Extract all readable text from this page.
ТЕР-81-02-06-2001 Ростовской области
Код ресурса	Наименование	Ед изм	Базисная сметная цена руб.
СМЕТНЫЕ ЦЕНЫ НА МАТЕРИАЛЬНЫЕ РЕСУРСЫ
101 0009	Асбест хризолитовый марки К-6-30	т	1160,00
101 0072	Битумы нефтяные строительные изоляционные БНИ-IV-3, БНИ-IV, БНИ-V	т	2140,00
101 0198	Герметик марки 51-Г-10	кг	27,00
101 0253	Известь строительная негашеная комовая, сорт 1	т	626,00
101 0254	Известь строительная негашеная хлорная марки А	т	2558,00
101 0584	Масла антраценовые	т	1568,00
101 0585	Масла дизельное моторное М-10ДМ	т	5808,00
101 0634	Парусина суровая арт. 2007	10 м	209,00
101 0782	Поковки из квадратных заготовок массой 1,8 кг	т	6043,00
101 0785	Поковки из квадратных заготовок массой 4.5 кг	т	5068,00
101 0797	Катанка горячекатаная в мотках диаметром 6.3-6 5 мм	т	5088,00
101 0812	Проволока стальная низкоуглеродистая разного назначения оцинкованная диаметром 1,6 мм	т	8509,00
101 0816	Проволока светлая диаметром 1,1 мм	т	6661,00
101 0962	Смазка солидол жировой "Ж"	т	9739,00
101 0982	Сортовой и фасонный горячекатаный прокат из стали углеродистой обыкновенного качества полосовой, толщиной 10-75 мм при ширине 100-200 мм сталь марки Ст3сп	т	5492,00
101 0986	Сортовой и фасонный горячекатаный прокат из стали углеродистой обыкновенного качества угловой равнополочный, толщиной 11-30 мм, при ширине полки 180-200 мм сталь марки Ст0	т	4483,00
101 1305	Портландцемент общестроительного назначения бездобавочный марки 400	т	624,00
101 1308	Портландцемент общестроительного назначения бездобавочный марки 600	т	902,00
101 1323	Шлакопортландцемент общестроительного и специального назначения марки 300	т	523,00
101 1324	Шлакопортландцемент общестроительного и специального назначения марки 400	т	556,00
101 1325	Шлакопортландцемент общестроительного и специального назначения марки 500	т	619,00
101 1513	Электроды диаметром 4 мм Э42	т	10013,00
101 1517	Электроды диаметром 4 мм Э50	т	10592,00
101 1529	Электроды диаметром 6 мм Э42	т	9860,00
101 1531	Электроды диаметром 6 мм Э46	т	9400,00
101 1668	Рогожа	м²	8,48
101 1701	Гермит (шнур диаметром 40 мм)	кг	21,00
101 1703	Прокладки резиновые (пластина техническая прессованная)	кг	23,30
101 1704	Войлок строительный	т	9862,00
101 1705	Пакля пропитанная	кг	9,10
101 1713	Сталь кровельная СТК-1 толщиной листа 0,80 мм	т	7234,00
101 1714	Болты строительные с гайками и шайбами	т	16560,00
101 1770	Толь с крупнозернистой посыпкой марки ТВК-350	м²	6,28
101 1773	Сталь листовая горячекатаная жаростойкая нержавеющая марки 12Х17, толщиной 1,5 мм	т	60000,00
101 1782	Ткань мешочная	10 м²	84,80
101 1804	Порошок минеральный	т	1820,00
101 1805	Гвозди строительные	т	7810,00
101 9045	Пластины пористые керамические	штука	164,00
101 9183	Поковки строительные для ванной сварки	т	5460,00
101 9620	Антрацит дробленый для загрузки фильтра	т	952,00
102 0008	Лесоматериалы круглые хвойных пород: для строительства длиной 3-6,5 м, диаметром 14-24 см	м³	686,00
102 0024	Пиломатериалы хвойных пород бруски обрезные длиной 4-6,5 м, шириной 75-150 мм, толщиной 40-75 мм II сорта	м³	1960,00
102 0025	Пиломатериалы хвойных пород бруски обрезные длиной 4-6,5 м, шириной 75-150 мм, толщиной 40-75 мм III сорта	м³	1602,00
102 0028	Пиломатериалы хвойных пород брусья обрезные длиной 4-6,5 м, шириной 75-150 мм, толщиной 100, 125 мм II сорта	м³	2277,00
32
---
## What is being asked
Check each line of the entries above, and show every one holding the word "хвойных".

## The result
102 0008	Лесоматериалы круглые хвойных пород: для строительства длиной 3-6,5 м, диаметром 14-24 см	м³	686,00
102 0024	Пиломатериалы хвойных пород бруски обрезные длиной 4-6,5 м, шириной 75-150 мм, толщиной 40-75 мм II сорта	м³	1960,00
102 0025	Пиломатериалы хвойных пород бруски обрезные длиной 4-6,5 м, шириной 75-150 мм, толщиной 40-75 мм III сорта	м³	1602,00
102 0028	Пиломатериалы хвойных пород брусья обрезные длиной 4-6,5 м, шириной 75-150 мм, толщиной 100, 125 мм II сорта	м³	2277,00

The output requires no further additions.